▶ **WORK REQUIRED**:
Every line of the records must be repeated exactly; pictures stay out.

════════════════════

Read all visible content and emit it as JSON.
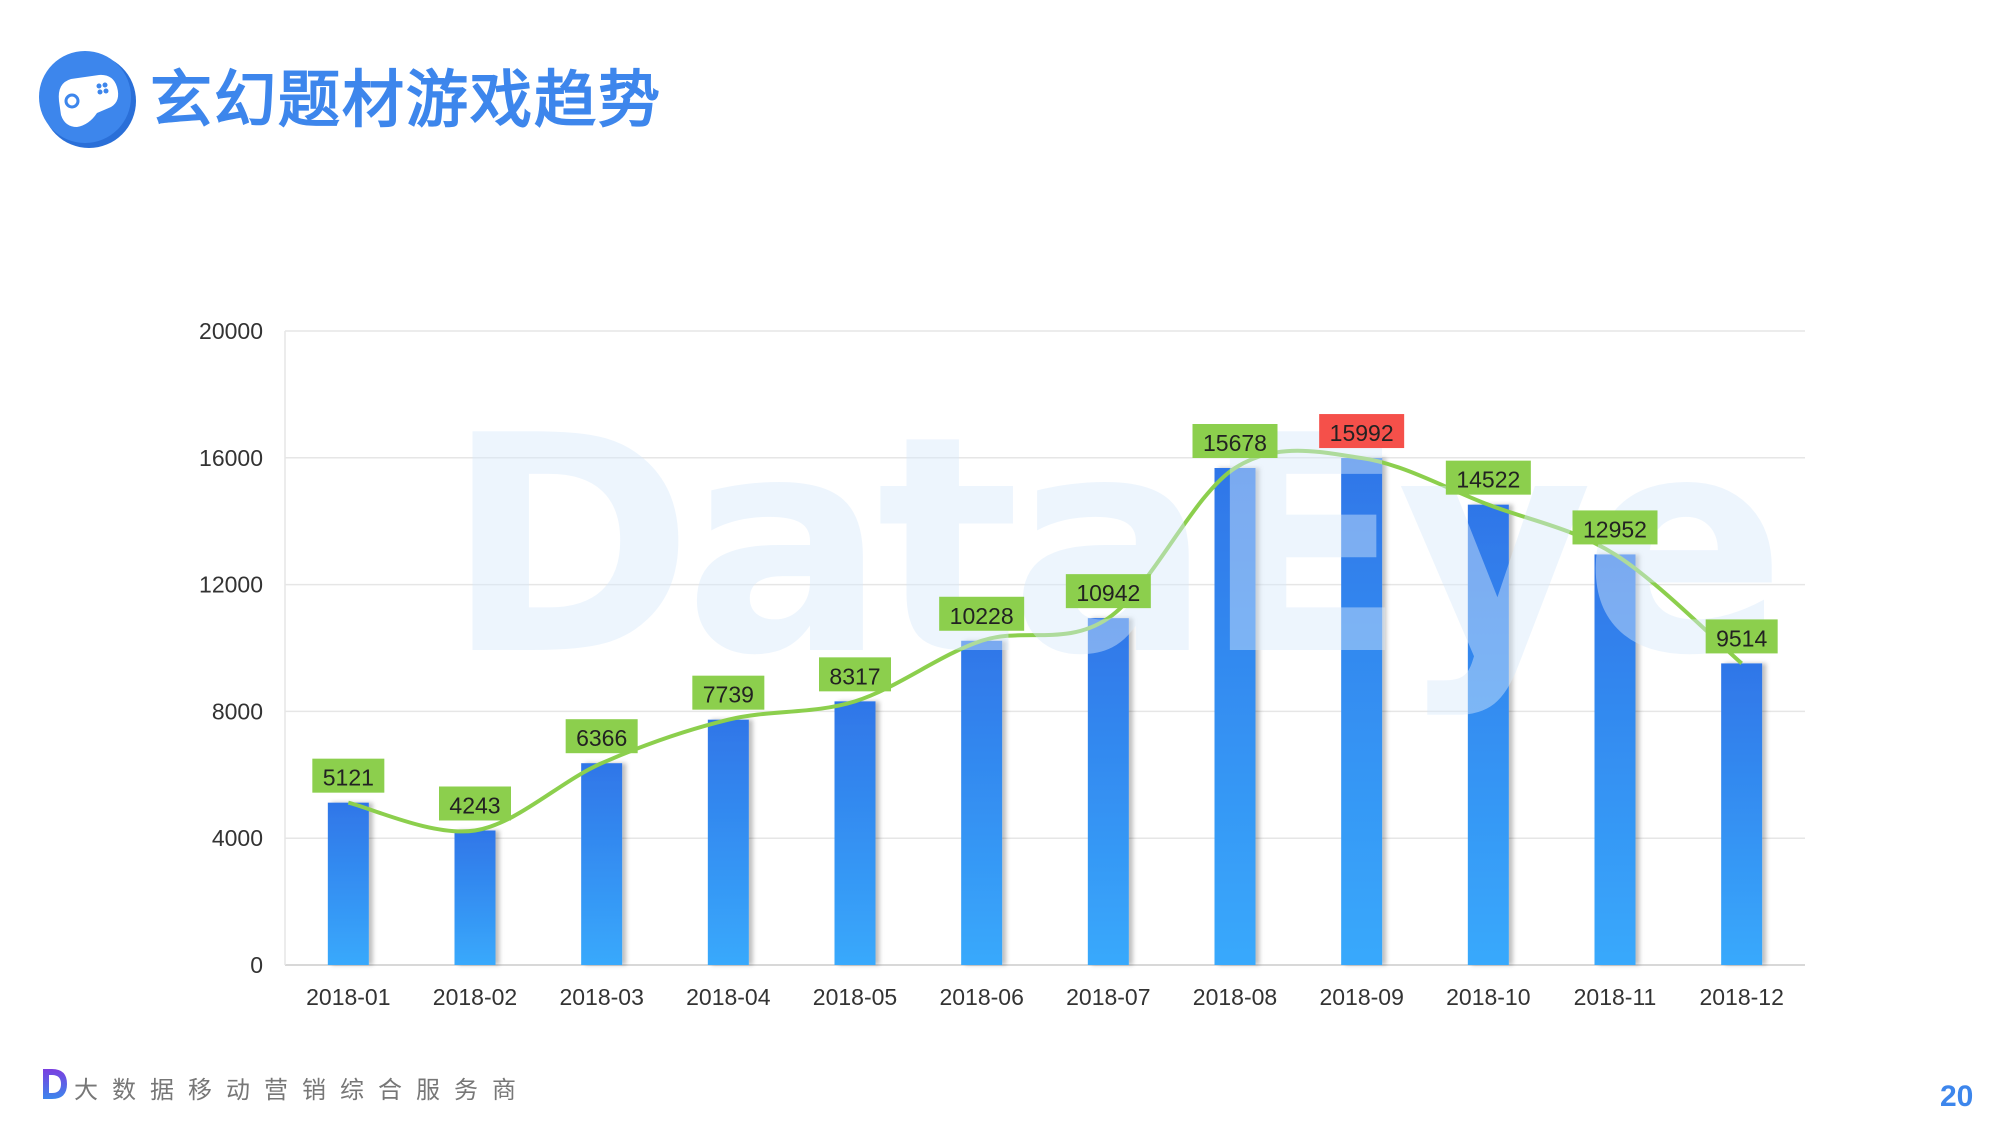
{
  "header": {
    "title": "玄幻题材游戏趋势",
    "icon": "gamepad-icon"
  },
  "watermark": "DataEye",
  "footer": {
    "tagline": "大数据移动营销综合服务商",
    "logo": "dataeye-d-logo",
    "page_number": "20"
  },
  "colors": {
    "accent": "#3d86ec",
    "bar_top": "#2f76e8",
    "bar_bottom": "#39a9fc",
    "line": "#8ccf4d",
    "label_bg": "#8ccf4d",
    "max_label_bg": "#f5504a"
  },
  "chart_data": {
    "type": "bar",
    "categories": [
      "2018-01",
      "2018-02",
      "2018-03",
      "2018-04",
      "2018-05",
      "2018-06",
      "2018-07",
      "2018-08",
      "2018-09",
      "2018-10",
      "2018-11",
      "2018-12"
    ],
    "values": [
      5121,
      4243,
      6366,
      7739,
      8317,
      10228,
      10942,
      15678,
      15992,
      14522,
      12952,
      9514
    ],
    "overlay": "smoothed line through bar values",
    "ylim": [
      0,
      20000
    ],
    "yticks": [
      0,
      4000,
      8000,
      12000,
      16000,
      20000
    ],
    "grid": true,
    "data_labels": true,
    "highlight_max": true
  }
}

════════════════════

▶ **IN RESPONSE**:
Read all visible content and emit it as JSON.
{
  "header": {
    "title": "玄幻题材游戏趋势",
    "icon": "gamepad-icon"
  },
  "watermark": "DataEye",
  "footer": {
    "tagline": "大数据移动营销综合服务商",
    "logo": "dataeye-d-logo",
    "page_number": "20"
  },
  "colors": {
    "accent": "#3d86ec",
    "bar_top": "#2f76e8",
    "bar_bottom": "#39a9fc",
    "line": "#8ccf4d",
    "label_bg": "#8ccf4d",
    "max_label_bg": "#f5504a"
  },
  "chart_data": {
    "type": "bar",
    "categories": [
      "2018-01",
      "2018-02",
      "2018-03",
      "2018-04",
      "2018-05",
      "2018-06",
      "2018-07",
      "2018-08",
      "2018-09",
      "2018-10",
      "2018-11",
      "2018-12"
    ],
    "values": [
      5121,
      4243,
      6366,
      7739,
      8317,
      10228,
      10942,
      15678,
      15992,
      14522,
      12952,
      9514
    ],
    "overlay": "smoothed line through bar values",
    "ylim": [
      0,
      20000
    ],
    "yticks": [
      0,
      4000,
      8000,
      12000,
      16000,
      20000
    ],
    "grid": true,
    "data_labels": true,
    "highlight_max": true
  }
}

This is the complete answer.